**REQUIRED WORK:** Repeat each line of the material exactly.

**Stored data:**
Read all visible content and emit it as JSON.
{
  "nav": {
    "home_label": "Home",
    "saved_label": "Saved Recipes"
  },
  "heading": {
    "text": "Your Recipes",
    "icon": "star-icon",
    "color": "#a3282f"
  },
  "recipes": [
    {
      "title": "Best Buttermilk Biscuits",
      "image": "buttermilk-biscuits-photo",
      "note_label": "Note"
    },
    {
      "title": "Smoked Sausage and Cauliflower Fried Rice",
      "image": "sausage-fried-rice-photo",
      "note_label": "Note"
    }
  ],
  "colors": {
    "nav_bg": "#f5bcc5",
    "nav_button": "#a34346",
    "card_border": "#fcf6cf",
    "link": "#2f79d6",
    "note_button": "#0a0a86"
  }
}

**FULL ANSWER:**
Read all visible content and emit it as JSON.
{
  "nav": {
    "home_label": "Home",
    "saved_label": "Saved Recipes"
  },
  "heading": {
    "text": "Your Recipes",
    "icon": "star-icon",
    "color": "#a3282f"
  },
  "recipes": [
    {
      "title": "Best Buttermilk Biscuits",
      "image": "buttermilk-biscuits-photo",
      "note_label": "Note"
    },
    {
      "title": "Smoked Sausage and Cauliflower Fried Rice",
      "image": "sausage-fried-rice-photo",
      "note_label": "Note"
    }
  ],
  "colors": {
    "nav_bg": "#f5bcc5",
    "nav_button": "#a34346",
    "card_border": "#fcf6cf",
    "link": "#2f79d6",
    "note_button": "#0a0a86"
  }
}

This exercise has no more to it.